## EXERCISE
Take down each entry exactly as written.

start MATERIAL SHOWN

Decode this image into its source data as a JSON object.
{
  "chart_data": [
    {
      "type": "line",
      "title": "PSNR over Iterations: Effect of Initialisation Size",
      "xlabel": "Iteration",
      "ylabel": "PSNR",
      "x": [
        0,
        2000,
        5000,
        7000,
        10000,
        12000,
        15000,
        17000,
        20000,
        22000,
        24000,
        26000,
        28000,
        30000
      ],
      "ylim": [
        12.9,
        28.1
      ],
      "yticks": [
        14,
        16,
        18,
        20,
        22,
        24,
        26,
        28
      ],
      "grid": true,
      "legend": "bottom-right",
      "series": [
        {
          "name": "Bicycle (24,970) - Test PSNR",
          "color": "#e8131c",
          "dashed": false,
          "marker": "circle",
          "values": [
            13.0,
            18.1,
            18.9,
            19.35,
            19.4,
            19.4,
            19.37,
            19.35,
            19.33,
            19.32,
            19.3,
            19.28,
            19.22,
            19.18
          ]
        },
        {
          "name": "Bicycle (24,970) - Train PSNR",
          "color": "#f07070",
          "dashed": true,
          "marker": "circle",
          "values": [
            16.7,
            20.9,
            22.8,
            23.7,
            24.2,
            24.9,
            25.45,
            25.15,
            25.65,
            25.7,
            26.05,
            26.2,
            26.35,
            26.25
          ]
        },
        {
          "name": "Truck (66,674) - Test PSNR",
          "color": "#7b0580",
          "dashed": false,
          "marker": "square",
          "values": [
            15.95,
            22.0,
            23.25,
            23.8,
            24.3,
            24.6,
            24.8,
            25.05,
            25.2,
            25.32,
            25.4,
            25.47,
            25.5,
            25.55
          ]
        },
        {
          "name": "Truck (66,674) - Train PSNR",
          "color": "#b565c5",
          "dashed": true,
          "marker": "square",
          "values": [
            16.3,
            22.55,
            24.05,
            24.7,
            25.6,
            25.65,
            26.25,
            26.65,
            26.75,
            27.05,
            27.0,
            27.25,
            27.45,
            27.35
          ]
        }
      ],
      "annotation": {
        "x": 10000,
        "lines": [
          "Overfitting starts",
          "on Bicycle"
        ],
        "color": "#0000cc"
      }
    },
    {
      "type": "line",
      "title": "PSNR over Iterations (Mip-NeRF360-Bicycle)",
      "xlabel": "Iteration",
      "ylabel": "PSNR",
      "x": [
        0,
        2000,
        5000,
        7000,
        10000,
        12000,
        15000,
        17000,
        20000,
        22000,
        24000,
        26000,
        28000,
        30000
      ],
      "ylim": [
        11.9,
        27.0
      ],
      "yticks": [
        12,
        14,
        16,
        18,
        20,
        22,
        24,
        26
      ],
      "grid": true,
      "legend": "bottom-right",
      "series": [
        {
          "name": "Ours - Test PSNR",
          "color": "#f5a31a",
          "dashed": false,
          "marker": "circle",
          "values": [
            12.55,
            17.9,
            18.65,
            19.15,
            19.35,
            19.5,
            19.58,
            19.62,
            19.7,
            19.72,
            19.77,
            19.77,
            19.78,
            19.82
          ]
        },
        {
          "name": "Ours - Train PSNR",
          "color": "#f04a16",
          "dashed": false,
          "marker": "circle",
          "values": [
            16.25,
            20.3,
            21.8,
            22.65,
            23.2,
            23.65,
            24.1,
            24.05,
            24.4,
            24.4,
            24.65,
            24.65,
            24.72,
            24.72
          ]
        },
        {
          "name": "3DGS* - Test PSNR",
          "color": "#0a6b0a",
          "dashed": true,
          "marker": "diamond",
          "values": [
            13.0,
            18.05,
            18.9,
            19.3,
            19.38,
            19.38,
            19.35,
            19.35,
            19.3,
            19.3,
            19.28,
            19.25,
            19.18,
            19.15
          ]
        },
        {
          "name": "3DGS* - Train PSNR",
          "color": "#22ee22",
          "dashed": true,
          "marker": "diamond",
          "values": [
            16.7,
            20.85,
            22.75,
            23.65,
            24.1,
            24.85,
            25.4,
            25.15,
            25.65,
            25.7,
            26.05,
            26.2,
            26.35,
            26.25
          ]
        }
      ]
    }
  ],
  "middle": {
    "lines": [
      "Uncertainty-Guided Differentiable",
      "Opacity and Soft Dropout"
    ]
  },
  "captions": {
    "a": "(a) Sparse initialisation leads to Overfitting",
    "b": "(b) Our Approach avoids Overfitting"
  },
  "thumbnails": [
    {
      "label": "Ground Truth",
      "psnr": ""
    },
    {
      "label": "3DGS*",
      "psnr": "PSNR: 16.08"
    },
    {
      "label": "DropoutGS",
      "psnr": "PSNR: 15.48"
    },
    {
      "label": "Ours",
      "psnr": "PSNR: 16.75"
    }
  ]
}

end MATERIAL SHOWN

## PROBLEM SOLUTION
Decode this image into its source data as a JSON object.
{
  "chart_data": [
    {
      "type": "line",
      "title": "PSNR over Iterations: Effect of Initialisation Size",
      "xlabel": "Iteration",
      "ylabel": "PSNR",
      "x": [
        0,
        2000,
        5000,
        7000,
        10000,
        12000,
        15000,
        17000,
        20000,
        22000,
        24000,
        26000,
        28000,
        30000
      ],
      "ylim": [
        12.9,
        28.1
      ],
      "yticks": [
        14,
        16,
        18,
        20,
        22,
        24,
        26,
        28
      ],
      "grid": true,
      "legend": "bottom-right",
      "series": [
        {
          "name": "Bicycle (24,970) - Test PSNR",
          "color": "#e8131c",
          "dashed": false,
          "marker": "circle",
          "values": [
            13.0,
            18.1,
            18.9,
            19.35,
            19.4,
            19.4,
            19.37,
            19.35,
            19.33,
            19.32,
            19.3,
            19.28,
            19.22,
            19.18
          ]
        },
        {
          "name": "Bicycle (24,970) - Train PSNR",
          "color": "#f07070",
          "dashed": true,
          "marker": "circle",
          "values": [
            16.7,
            20.9,
            22.8,
            23.7,
            24.2,
            24.9,
            25.45,
            25.15,
            25.65,
            25.7,
            26.05,
            26.2,
            26.35,
            26.25
          ]
        },
        {
          "name": "Truck (66,674) - Test PSNR",
          "color": "#7b0580",
          "dashed": false,
          "marker": "square",
          "values": [
            15.95,
            22.0,
            23.25,
            23.8,
            24.3,
            24.6,
            24.8,
            25.05,
            25.2,
            25.32,
            25.4,
            25.47,
            25.5,
            25.55
          ]
        },
        {
          "name": "Truck (66,674) - Train PSNR",
          "color": "#b565c5",
          "dashed": true,
          "marker": "square",
          "values": [
            16.3,
            22.55,
            24.05,
            24.7,
            25.6,
            25.65,
            26.25,
            26.65,
            26.75,
            27.05,
            27.0,
            27.25,
            27.45,
            27.35
          ]
        }
      ],
      "annotation": {
        "x": 10000,
        "lines": [
          "Overfitting starts",
          "on Bicycle"
        ],
        "color": "#0000cc"
      }
    },
    {
      "type": "line",
      "title": "PSNR over Iterations (Mip-NeRF360-Bicycle)",
      "xlabel": "Iteration",
      "ylabel": "PSNR",
      "x": [
        0,
        2000,
        5000,
        7000,
        10000,
        12000,
        15000,
        17000,
        20000,
        22000,
        24000,
        26000,
        28000,
        30000
      ],
      "ylim": [
        11.9,
        27.0
      ],
      "yticks": [
        12,
        14,
        16,
        18,
        20,
        22,
        24,
        26
      ],
      "grid": true,
      "legend": "bottom-right",
      "series": [
        {
          "name": "Ours - Test PSNR",
          "color": "#f5a31a",
          "dashed": false,
          "marker": "circle",
          "values": [
            12.55,
            17.9,
            18.65,
            19.15,
            19.35,
            19.5,
            19.58,
            19.62,
            19.7,
            19.72,
            19.77,
            19.77,
            19.78,
            19.82
          ]
        },
        {
          "name": "Ours - Train PSNR",
          "color": "#f04a16",
          "dashed": false,
          "marker": "circle",
          "values": [
            16.25,
            20.3,
            21.8,
            22.65,
            23.2,
            23.65,
            24.1,
            24.05,
            24.4,
            24.4,
            24.65,
            24.65,
            24.72,
            24.72
          ]
        },
        {
          "name": "3DGS* - Test PSNR",
          "color": "#0a6b0a",
          "dashed": true,
          "marker": "diamond",
          "values": [
            13.0,
            18.05,
            18.9,
            19.3,
            19.38,
            19.38,
            19.35,
            19.35,
            19.3,
            19.3,
            19.28,
            19.25,
            19.18,
            19.15
          ]
        },
        {
          "name": "3DGS* - Train PSNR",
          "color": "#22ee22",
          "dashed": true,
          "marker": "diamond",
          "values": [
            16.7,
            20.85,
            22.75,
            23.65,
            24.1,
            24.85,
            25.4,
            25.15,
            25.65,
            25.7,
            26.05,
            26.2,
            26.35,
            26.25
          ]
        }
      ]
    }
  ],
  "middle": {
    "lines": [
      "Uncertainty-Guided Differentiable",
      "Opacity and Soft Dropout"
    ]
  },
  "captions": {
    "a": "(a) Sparse initialisation leads to Overfitting",
    "b": "(b) Our Approach avoids Overfitting"
  },
  "thumbnails": [
    {
      "label": "Ground Truth",
      "psnr": ""
    },
    {
      "label": "3DGS*",
      "psnr": "PSNR: 16.08"
    },
    {
      "label": "DropoutGS",
      "psnr": "PSNR: 15.48"
    },
    {
      "label": "Ours",
      "psnr": "PSNR: 16.75"
    }
  ]
}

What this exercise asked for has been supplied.